* Start PROVIDED MATERIAL *
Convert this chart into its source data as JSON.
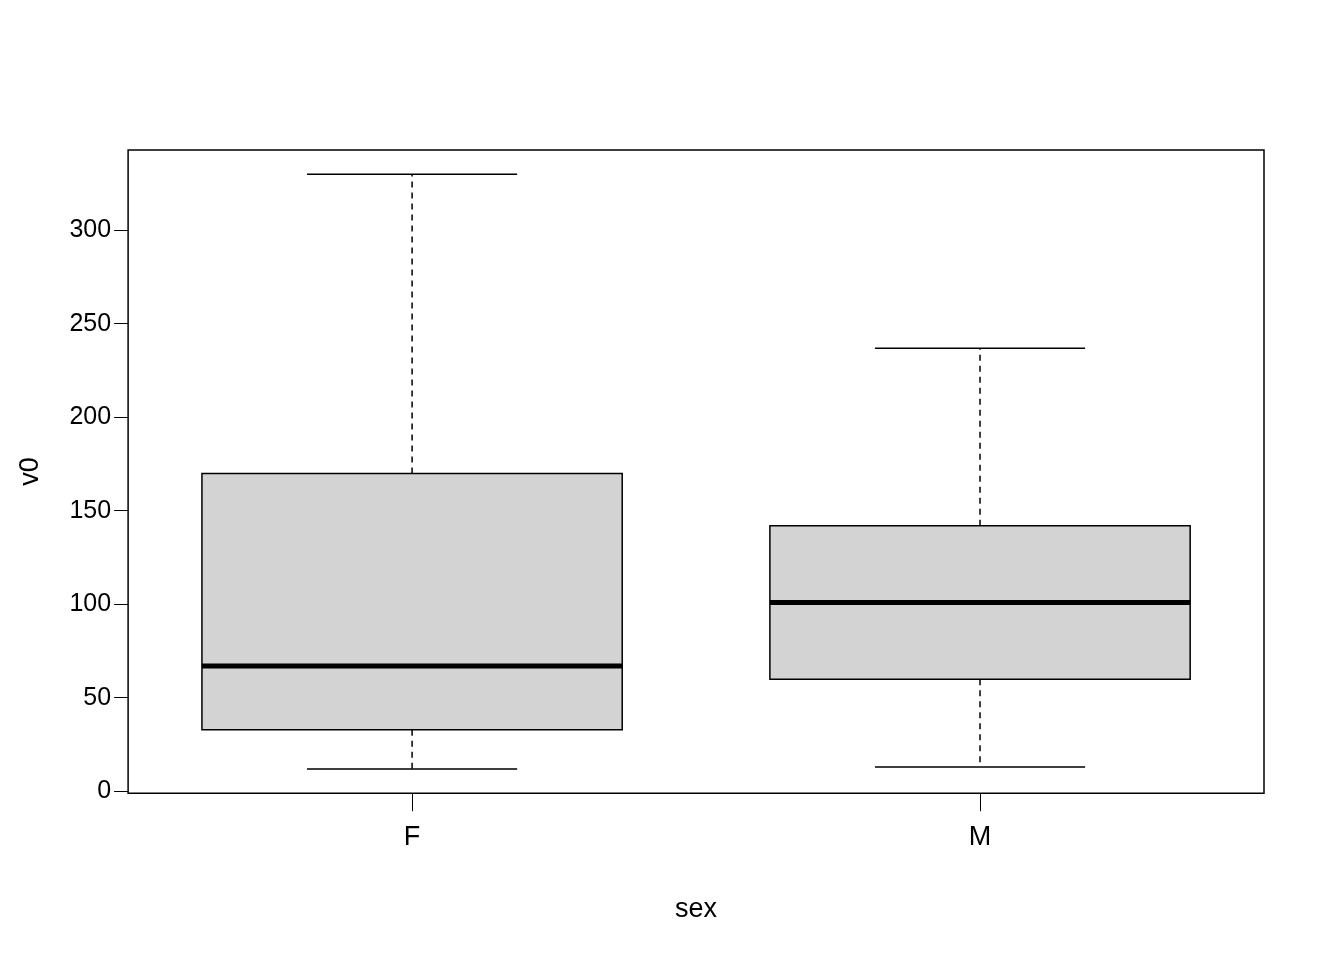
{
  "chart_data": {
    "type": "box",
    "xlabel": "sex",
    "ylabel": "v0",
    "categories": [
      "F",
      "M"
    ],
    "color": "#d3d3d3",
    "boxes": [
      {
        "low": 12,
        "q1": 33,
        "median": 67,
        "q3": 170,
        "high": 330
      },
      {
        "low": 13,
        "q1": 60,
        "median": 101,
        "q3": 142,
        "high": 237
      }
    ],
    "ylim": [
      -1,
      343
    ],
    "yticks": [
      0,
      50,
      100,
      150,
      200,
      250,
      300
    ]
  }
}
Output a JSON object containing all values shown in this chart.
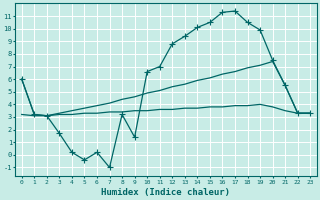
{
  "xlabel": "Humidex (Indice chaleur)",
  "bg_color": "#c8ece6",
  "line_color": "#006666",
  "grid_color": "#ffffff",
  "xlim": [
    -0.5,
    23.5
  ],
  "ylim": [
    -1.7,
    12.0
  ],
  "xticks": [
    0,
    1,
    2,
    3,
    4,
    5,
    6,
    7,
    8,
    9,
    10,
    11,
    12,
    13,
    14,
    15,
    16,
    17,
    18,
    19,
    20,
    21,
    22,
    23
  ],
  "yticks": [
    -1,
    0,
    1,
    2,
    3,
    4,
    5,
    6,
    7,
    8,
    9,
    10,
    11
  ],
  "line1_x": [
    0,
    1,
    2,
    3,
    4,
    5,
    6,
    7,
    8,
    9,
    10,
    11,
    12,
    13,
    14,
    15,
    16,
    17,
    18,
    19,
    20,
    21,
    22,
    23
  ],
  "line1_y": [
    6.0,
    3.2,
    3.1,
    1.7,
    0.2,
    -0.4,
    0.2,
    -1.0,
    3.2,
    1.4,
    6.6,
    7.0,
    8.8,
    9.4,
    10.1,
    10.5,
    11.3,
    11.4,
    10.5,
    9.9,
    7.5,
    5.5,
    3.3,
    3.3
  ],
  "line2_x": [
    0,
    1,
    2,
    3,
    4,
    5,
    6,
    7,
    8,
    9,
    10,
    11,
    12,
    13,
    14,
    15,
    16,
    17,
    18,
    19,
    20,
    21,
    22,
    23
  ],
  "line2_y": [
    6.0,
    3.2,
    3.1,
    3.3,
    3.5,
    3.7,
    3.9,
    4.1,
    4.4,
    4.6,
    4.9,
    5.1,
    5.4,
    5.6,
    5.9,
    6.1,
    6.4,
    6.6,
    6.9,
    7.1,
    7.4,
    5.5,
    3.3,
    3.3
  ],
  "line3_x": [
    0,
    1,
    2,
    3,
    4,
    5,
    6,
    7,
    8,
    9,
    10,
    11,
    12,
    13,
    14,
    15,
    16,
    17,
    18,
    19,
    20,
    21,
    22,
    23
  ],
  "line3_y": [
    3.2,
    3.1,
    3.1,
    3.2,
    3.2,
    3.3,
    3.3,
    3.4,
    3.4,
    3.5,
    3.5,
    3.6,
    3.6,
    3.7,
    3.7,
    3.8,
    3.8,
    3.9,
    3.9,
    4.0,
    3.8,
    3.5,
    3.3,
    3.3
  ]
}
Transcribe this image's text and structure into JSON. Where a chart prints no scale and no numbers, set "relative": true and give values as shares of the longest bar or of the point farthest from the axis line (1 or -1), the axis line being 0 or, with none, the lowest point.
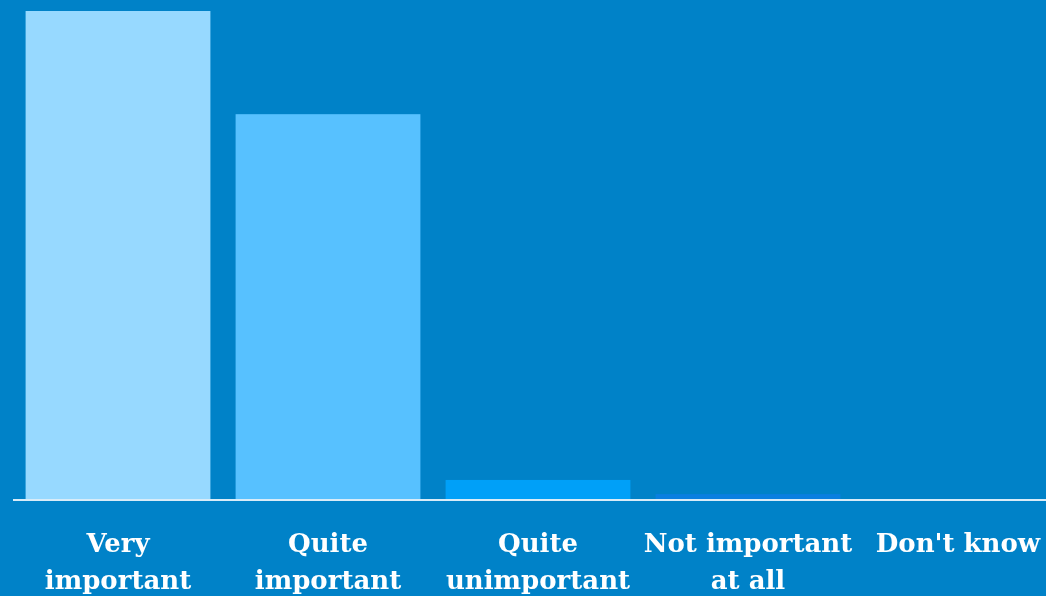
{
  "chart_data": {
    "type": "bar",
    "relative": true,
    "categories": [
      "Very important",
      "Quite important",
      "Quite unimportant",
      "Not important at all",
      "Don't know"
    ],
    "values": [
      1,
      0.789,
      0.041,
      0.012,
      0
    ],
    "colors": [
      "#97d9ff",
      "#57c1ff",
      "#00a0f8",
      "#0a7fe0",
      "#0a7fe0"
    ]
  }
}
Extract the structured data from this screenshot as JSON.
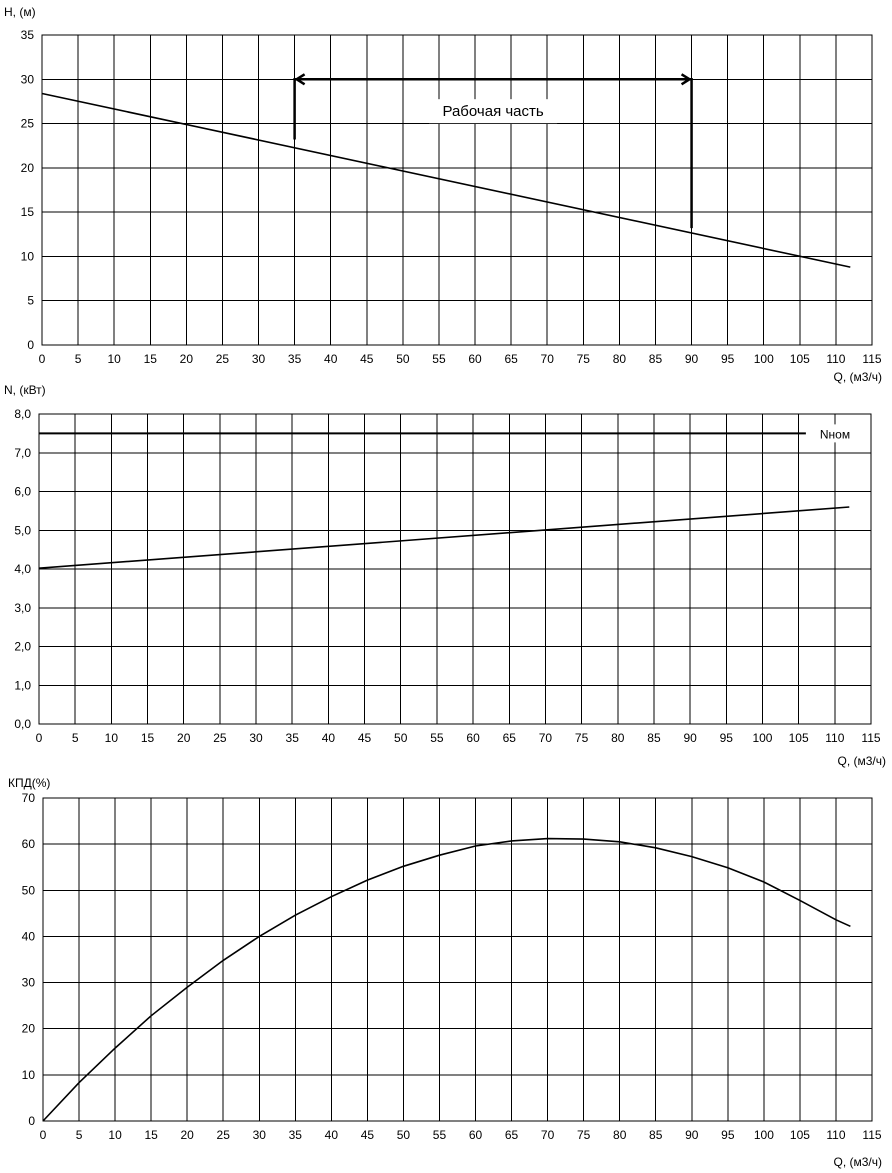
{
  "chart_data": [
    {
      "type": "line",
      "ylabel": "H, (м)",
      "xlabel": "Q, (м3/ч)",
      "xlim": [
        0,
        115
      ],
      "ylim": [
        0,
        35
      ],
      "x_ticks": [
        "0",
        "5",
        "10",
        "15",
        "20",
        "25",
        "30",
        "35",
        "40",
        "45",
        "50",
        "55",
        "60",
        "65",
        "70",
        "75",
        "80",
        "85",
        "90",
        "95",
        "100",
        "105",
        "110",
        "115"
      ],
      "y_ticks": [
        "0",
        "5",
        "10",
        "15",
        "20",
        "25",
        "30",
        "35"
      ],
      "grid": true,
      "series": [
        {
          "x": [
            0,
            112
          ],
          "values": [
            28.4,
            8.8
          ]
        }
      ],
      "working_zone": {
        "label": "Рабочая часть",
        "x_start": 35,
        "x_end": 90,
        "y_top": 30,
        "y_start": 23.2,
        "y_end": 13.2
      }
    },
    {
      "type": "line",
      "ylabel": "N, (кВт)",
      "xlabel": "Q, (м3/ч)",
      "xlim": [
        0,
        115
      ],
      "ylim": [
        0,
        8
      ],
      "x_ticks": [
        "0",
        "5",
        "10",
        "15",
        "20",
        "25",
        "30",
        "35",
        "40",
        "45",
        "50",
        "55",
        "60",
        "65",
        "70",
        "75",
        "80",
        "85",
        "90",
        "95",
        "100",
        "105",
        "110",
        "115"
      ],
      "y_ticks": [
        "0,0",
        "1,0",
        "2,0",
        "3,0",
        "4,0",
        "5,0",
        "6,0",
        "7,0",
        "8,0"
      ],
      "grid": true,
      "series": [
        {
          "x": [
            0,
            112
          ],
          "values": [
            4.02,
            5.6
          ]
        }
      ],
      "reference_line": {
        "label": "Nном",
        "value": 7.5,
        "x_start": 0,
        "x_end": 106
      }
    },
    {
      "type": "line",
      "ylabel": "КПД(%)",
      "xlabel": "Q, (м3/ч)",
      "xlim": [
        0,
        115
      ],
      "ylim": [
        0,
        70
      ],
      "x_ticks": [
        "0",
        "5",
        "10",
        "15",
        "20",
        "25",
        "30",
        "35",
        "40",
        "45",
        "50",
        "55",
        "60",
        "65",
        "70",
        "75",
        "80",
        "85",
        "90",
        "95",
        "100",
        "105",
        "110",
        "115"
      ],
      "y_ticks": [
        "0",
        "10",
        "20",
        "30",
        "40",
        "50",
        "60",
        "70"
      ],
      "grid": true,
      "series": [
        {
          "x": [
            0,
            5,
            10,
            15,
            20,
            25,
            30,
            35,
            40,
            45,
            50,
            55,
            60,
            65,
            70,
            75,
            80,
            85,
            90,
            95,
            100,
            105,
            110,
            112
          ],
          "values": [
            0,
            8.3,
            15.8,
            22.8,
            29.0,
            34.8,
            40.0,
            44.6,
            48.6,
            52.2,
            55.2,
            57.6,
            59.6,
            60.7,
            61.2,
            61.1,
            60.5,
            59.2,
            57.3,
            54.9,
            51.8,
            47.8,
            43.6,
            42.2
          ]
        }
      ]
    }
  ]
}
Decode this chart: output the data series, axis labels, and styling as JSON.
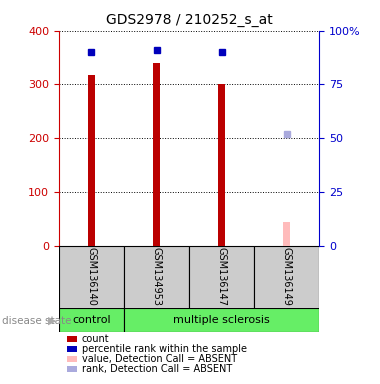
{
  "title": "GDS2978 / 210252_s_at",
  "samples": [
    "GSM136140",
    "GSM134953",
    "GSM136147",
    "GSM136149"
  ],
  "bar_values": [
    318,
    340,
    300,
    45
  ],
  "bar_colors": [
    "#bb0000",
    "#bb0000",
    "#bb0000",
    "#ffbbbb"
  ],
  "percentile_values": [
    90,
    91,
    90,
    52
  ],
  "percentile_colors": [
    "#0000bb",
    "#0000bb",
    "#0000bb",
    "#aaaadd"
  ],
  "disease_groups": [
    {
      "label": "control",
      "start": 0,
      "end": 1
    },
    {
      "label": "multiple sclerosis",
      "start": 1,
      "end": 4
    }
  ],
  "ylim_left": [
    0,
    400
  ],
  "ylim_right": [
    0,
    100
  ],
  "yticks_left": [
    0,
    100,
    200,
    300,
    400
  ],
  "yticks_right": [
    0,
    25,
    50,
    75,
    100
  ],
  "ytick_labels_right": [
    "0",
    "25",
    "50",
    "75",
    "100%"
  ],
  "left_axis_color": "#cc0000",
  "right_axis_color": "#0000cc",
  "legend_items": [
    {
      "label": "count",
      "color": "#bb0000"
    },
    {
      "label": "percentile rank within the sample",
      "color": "#0000bb"
    },
    {
      "label": "value, Detection Call = ABSENT",
      "color": "#ffbbbb"
    },
    {
      "label": "rank, Detection Call = ABSENT",
      "color": "#aaaadd"
    }
  ]
}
* End PROVIDED MATERIAL *
# PROBLEM DESCRIPTION:
In the records above, find the line containing "Decode this chart: output", then please restate it and each line after it word for word, pictures excluded.

# EXERCISE SOLUTION:
Decode this chart: output the data series, axis labels, and styling as JSON.
{
  "title": "GDS2978 / 210252_s_at",
  "samples": [
    "GSM136140",
    "GSM134953",
    "GSM136147",
    "GSM136149"
  ],
  "bar_values": [
    318,
    340,
    300,
    45
  ],
  "bar_colors": [
    "#bb0000",
    "#bb0000",
    "#bb0000",
    "#ffbbbb"
  ],
  "percentile_values": [
    90,
    91,
    90,
    52
  ],
  "percentile_colors": [
    "#0000bb",
    "#0000bb",
    "#0000bb",
    "#aaaadd"
  ],
  "disease_groups": [
    {
      "label": "control",
      "start": 0,
      "end": 1
    },
    {
      "label": "multiple sclerosis",
      "start": 1,
      "end": 4
    }
  ],
  "ylim_left": [
    0,
    400
  ],
  "ylim_right": [
    0,
    100
  ],
  "yticks_left": [
    0,
    100,
    200,
    300,
    400
  ],
  "yticks_right": [
    0,
    25,
    50,
    75,
    100
  ],
  "ytick_labels_right": [
    "0",
    "25",
    "50",
    "75",
    "100%"
  ],
  "left_axis_color": "#cc0000",
  "right_axis_color": "#0000cc",
  "legend_items": [
    {
      "label": "count",
      "color": "#bb0000"
    },
    {
      "label": "percentile rank within the sample",
      "color": "#0000bb"
    },
    {
      "label": "value, Detection Call = ABSENT",
      "color": "#ffbbbb"
    },
    {
      "label": "rank, Detection Call = ABSENT",
      "color": "#aaaadd"
    }
  ]
}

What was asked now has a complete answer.